++++ THE INPUT ++++
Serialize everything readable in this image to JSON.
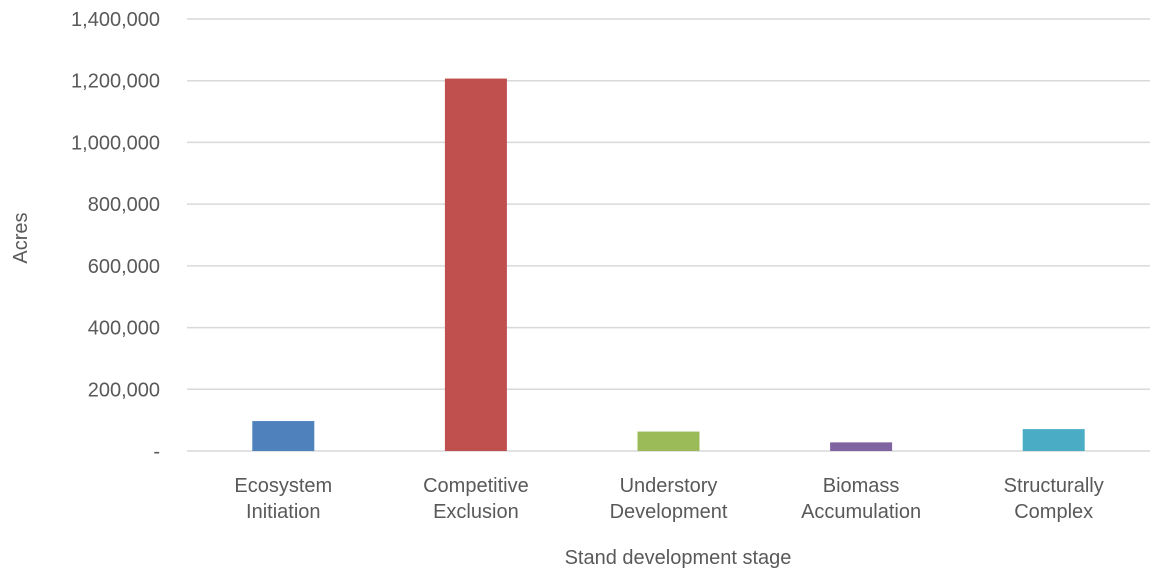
{
  "chart_data": {
    "type": "bar",
    "title": "",
    "xlabel": "Stand development stage",
    "ylabel": "Acres",
    "ylim": [
      0,
      1400000
    ],
    "yticks": [
      0,
      200000,
      400000,
      600000,
      800000,
      1000000,
      1200000,
      1400000
    ],
    "ytick_labels": [
      "-",
      "200,000",
      "400,000",
      "600,000",
      "800,000",
      "1,000,000",
      "1,200,000",
      "1,400,000"
    ],
    "grid": true,
    "legend": "none",
    "categories": [
      [
        "Ecosystem",
        "Initiation"
      ],
      [
        "Competitive",
        "Exclusion"
      ],
      [
        "Understory",
        "Development"
      ],
      [
        "Biomass",
        "Accumulation"
      ],
      [
        "Structurally",
        "Complex"
      ]
    ],
    "values": [
      97000,
      1207000,
      63000,
      28000,
      71000
    ],
    "colors": [
      "#4f81bd",
      "#c0504d",
      "#9bbb59",
      "#8064a2",
      "#4bacc6"
    ]
  }
}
++++
» SHORT EXERCISE:
Output a faithful copy of the data, with each picture left out.

» WORKED SOLUTION:
Serialize everything readable in this image to JSON.
{
  "chart_data": {
    "type": "bar",
    "title": "",
    "xlabel": "Stand development stage",
    "ylabel": "Acres",
    "ylim": [
      0,
      1400000
    ],
    "yticks": [
      0,
      200000,
      400000,
      600000,
      800000,
      1000000,
      1200000,
      1400000
    ],
    "ytick_labels": [
      "-",
      "200,000",
      "400,000",
      "600,000",
      "800,000",
      "1,000,000",
      "1,200,000",
      "1,400,000"
    ],
    "grid": true,
    "legend": "none",
    "categories": [
      [
        "Ecosystem",
        "Initiation"
      ],
      [
        "Competitive",
        "Exclusion"
      ],
      [
        "Understory",
        "Development"
      ],
      [
        "Biomass",
        "Accumulation"
      ],
      [
        "Structurally",
        "Complex"
      ]
    ],
    "values": [
      97000,
      1207000,
      63000,
      28000,
      71000
    ],
    "colors": [
      "#4f81bd",
      "#c0504d",
      "#9bbb59",
      "#8064a2",
      "#4bacc6"
    ]
  }
}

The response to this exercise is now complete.